### Written problem:
Leave out the pictures and repeat everything else in the records exactly.
+-------+
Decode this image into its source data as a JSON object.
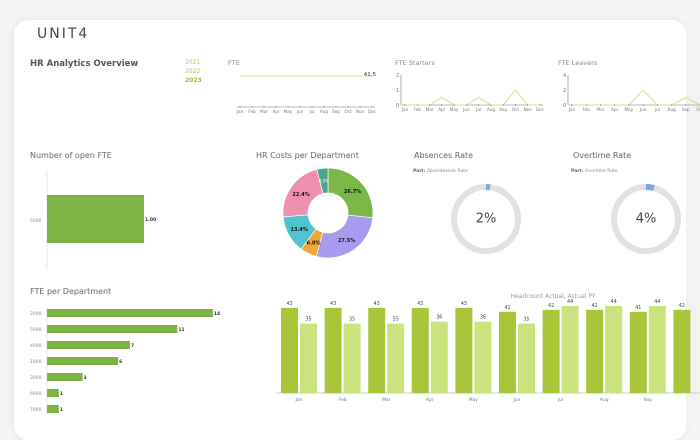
{
  "header": {
    "logo": "UNIT4",
    "title": "HR Analytics Overview",
    "years": [
      "2021",
      "2022",
      "2023"
    ],
    "selected_year": "2023"
  },
  "fte": {
    "title": "FTE",
    "last_label": "41,5"
  },
  "starters": {
    "title": "FTE Starters"
  },
  "leavers": {
    "title": "FTE Leavers"
  },
  "open_fte": {
    "title": "Number of open FTE"
  },
  "hr_costs": {
    "title": "HR Costs per Department"
  },
  "absences": {
    "title": "Absences Rate",
    "part_label": "Part:",
    "part_value": "Absenteeism Rate",
    "value_text": "2%"
  },
  "overtime": {
    "title": "Overtime Rate",
    "part_label": "Part:",
    "part_value": "Overtime Rate",
    "value_text": "4%"
  },
  "fte_dept": {
    "title": "FTE per Department"
  },
  "headcount": {
    "title": "Headcount Actual, Actual PY"
  },
  "colors": {
    "bar_green": "#7cb342",
    "actual": "#a9c63b",
    "actual_py": "#cbe37e",
    "line": "#d4e08a",
    "ring": "#e2e2e2",
    "ring_fill": "#7fa8e0"
  },
  "chart_data": [
    {
      "id": "fte",
      "type": "line",
      "categories": [
        "Jan",
        "Feb",
        "Mar",
        "Apr",
        "May",
        "Jun",
        "Jul",
        "Aug",
        "Sep",
        "Oct",
        "Nov",
        "Dec"
      ],
      "values": [
        41.5,
        41.5,
        41.5,
        41.5,
        41.5,
        41.5,
        41.5,
        41.5,
        41.5,
        41.5,
        41.5,
        41.5
      ],
      "data_labels": {
        "Dec": "41,5"
      }
    },
    {
      "id": "starters",
      "type": "line",
      "categories": [
        "Jan",
        "Feb",
        "Mar",
        "Apr",
        "May",
        "Jun",
        "Jul",
        "Aug",
        "Sep",
        "Oct",
        "Nov",
        "Dec"
      ],
      "values": [
        0,
        0,
        0,
        0.5,
        0,
        0,
        0.5,
        0,
        0,
        1,
        0,
        0
      ],
      "ylim": [
        0,
        2
      ],
      "yticks": [
        "0",
        "1",
        "2"
      ]
    },
    {
      "id": "leavers",
      "type": "line",
      "categories": [
        "Jan",
        "Feb",
        "Mar",
        "Apr",
        "May",
        "Jun",
        "Jul",
        "Aug",
        "Sep",
        "Oct"
      ],
      "values": [
        0,
        0,
        0,
        0,
        0,
        2,
        0,
        0,
        1,
        0
      ],
      "ylim": [
        0,
        4
      ],
      "yticks": [
        "0",
        "2",
        "4"
      ]
    },
    {
      "id": "open_fte",
      "type": "bar",
      "orientation": "horizontal",
      "categories": [
        "5000"
      ],
      "values": [
        1
      ],
      "data_labels": [
        "1,00"
      ]
    },
    {
      "id": "hr_costs",
      "type": "pie",
      "donut": true,
      "labels": [
        "26.7%",
        "27.5%",
        "6.0%",
        "13.4%",
        "22.4%",
        "4.0%"
      ],
      "values": [
        26.7,
        27.5,
        6.0,
        13.4,
        22.4,
        4.0
      ],
      "colors": [
        "#7ab648",
        "#a79bf0",
        "#f0a830",
        "#4fc3cf",
        "#ef8fb0",
        "#4aa88a"
      ]
    },
    {
      "id": "absences",
      "type": "pie",
      "gauge": true,
      "value": 2
    },
    {
      "id": "overtime",
      "type": "pie",
      "gauge": true,
      "value": 4
    },
    {
      "id": "fte_dept",
      "type": "bar",
      "orientation": "horizontal",
      "categories": [
        "2000",
        "5000",
        "4000",
        "1000",
        "3000",
        "6000",
        "7000"
      ],
      "values": [
        14,
        11,
        7,
        6,
        3,
        1,
        1
      ],
      "data_labels": [
        "14",
        "11",
        "7",
        "6",
        "3",
        "1",
        "1"
      ]
    },
    {
      "id": "headcount",
      "type": "bar",
      "title": "Headcount Actual, Actual PY",
      "categories": [
        "Jan",
        "Feb",
        "Mar",
        "Apr",
        "May",
        "Jun",
        "Jul",
        "Aug",
        "Sep",
        "Oct"
      ],
      "series": [
        {
          "values": [
            43,
            43,
            43,
            43,
            43,
            41,
            42,
            42,
            41,
            42
          ],
          "labels": [
            "43",
            "43",
            "43",
            "43",
            "43",
            "41",
            "42",
            "42",
            "41",
            "42"
          ]
        },
        {
          "values": [
            35,
            35,
            35,
            36,
            36,
            35,
            44,
            44,
            44,
            null
          ],
          "labels": [
            "35",
            "35",
            "35",
            "36",
            "36",
            "35",
            "44",
            "44",
            "44",
            ""
          ]
        }
      ]
    }
  ]
}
+-------+
### Result of the exercise:
Decode this image into its source data as a JSON object.
{
  "header": {
    "logo": "UNIT4",
    "title": "HR Analytics Overview",
    "years": [
      "2021",
      "2022",
      "2023"
    ],
    "selected_year": "2023"
  },
  "fte": {
    "title": "FTE",
    "last_label": "41,5"
  },
  "starters": {
    "title": "FTE Starters"
  },
  "leavers": {
    "title": "FTE Leavers"
  },
  "open_fte": {
    "title": "Number of open FTE"
  },
  "hr_costs": {
    "title": "HR Costs per Department"
  },
  "absences": {
    "title": "Absences Rate",
    "part_label": "Part:",
    "part_value": "Absenteeism Rate",
    "value_text": "2%"
  },
  "overtime": {
    "title": "Overtime Rate",
    "part_label": "Part:",
    "part_value": "Overtime Rate",
    "value_text": "4%"
  },
  "fte_dept": {
    "title": "FTE per Department"
  },
  "headcount": {
    "title": "Headcount Actual, Actual PY"
  },
  "colors": {
    "bar_green": "#7cb342",
    "actual": "#a9c63b",
    "actual_py": "#cbe37e",
    "line": "#d4e08a",
    "ring": "#e2e2e2",
    "ring_fill": "#7fa8e0"
  },
  "chart_data": [
    {
      "id": "fte",
      "type": "line",
      "categories": [
        "Jan",
        "Feb",
        "Mar",
        "Apr",
        "May",
        "Jun",
        "Jul",
        "Aug",
        "Sep",
        "Oct",
        "Nov",
        "Dec"
      ],
      "values": [
        41.5,
        41.5,
        41.5,
        41.5,
        41.5,
        41.5,
        41.5,
        41.5,
        41.5,
        41.5,
        41.5,
        41.5
      ],
      "data_labels": {
        "Dec": "41,5"
      }
    },
    {
      "id": "starters",
      "type": "line",
      "categories": [
        "Jan",
        "Feb",
        "Mar",
        "Apr",
        "May",
        "Jun",
        "Jul",
        "Aug",
        "Sep",
        "Oct",
        "Nov",
        "Dec"
      ],
      "values": [
        0,
        0,
        0,
        0.5,
        0,
        0,
        0.5,
        0,
        0,
        1,
        0,
        0
      ],
      "ylim": [
        0,
        2
      ],
      "yticks": [
        "0",
        "1",
        "2"
      ]
    },
    {
      "id": "leavers",
      "type": "line",
      "categories": [
        "Jan",
        "Feb",
        "Mar",
        "Apr",
        "May",
        "Jun",
        "Jul",
        "Aug",
        "Sep",
        "Oct"
      ],
      "values": [
        0,
        0,
        0,
        0,
        0,
        2,
        0,
        0,
        1,
        0
      ],
      "ylim": [
        0,
        4
      ],
      "yticks": [
        "0",
        "2",
        "4"
      ]
    },
    {
      "id": "open_fte",
      "type": "bar",
      "orientation": "horizontal",
      "categories": [
        "5000"
      ],
      "values": [
        1
      ],
      "data_labels": [
        "1,00"
      ]
    },
    {
      "id": "hr_costs",
      "type": "pie",
      "donut": true,
      "labels": [
        "26.7%",
        "27.5%",
        "6.0%",
        "13.4%",
        "22.4%",
        "4.0%"
      ],
      "values": [
        26.7,
        27.5,
        6.0,
        13.4,
        22.4,
        4.0
      ],
      "colors": [
        "#7ab648",
        "#a79bf0",
        "#f0a830",
        "#4fc3cf",
        "#ef8fb0",
        "#4aa88a"
      ]
    },
    {
      "id": "absences",
      "type": "pie",
      "gauge": true,
      "value": 2
    },
    {
      "id": "overtime",
      "type": "pie",
      "gauge": true,
      "value": 4
    },
    {
      "id": "fte_dept",
      "type": "bar",
      "orientation": "horizontal",
      "categories": [
        "2000",
        "5000",
        "4000",
        "1000",
        "3000",
        "6000",
        "7000"
      ],
      "values": [
        14,
        11,
        7,
        6,
        3,
        1,
        1
      ],
      "data_labels": [
        "14",
        "11",
        "7",
        "6",
        "3",
        "1",
        "1"
      ]
    },
    {
      "id": "headcount",
      "type": "bar",
      "title": "Headcount Actual, Actual PY",
      "categories": [
        "Jan",
        "Feb",
        "Mar",
        "Apr",
        "May",
        "Jun",
        "Jul",
        "Aug",
        "Sep",
        "Oct"
      ],
      "series": [
        {
          "values": [
            43,
            43,
            43,
            43,
            43,
            41,
            42,
            42,
            41,
            42
          ],
          "labels": [
            "43",
            "43",
            "43",
            "43",
            "43",
            "41",
            "42",
            "42",
            "41",
            "42"
          ]
        },
        {
          "values": [
            35,
            35,
            35,
            36,
            36,
            35,
            44,
            44,
            44,
            null
          ],
          "labels": [
            "35",
            "35",
            "35",
            "36",
            "36",
            "35",
            "44",
            "44",
            "44",
            ""
          ]
        }
      ]
    }
  ]
}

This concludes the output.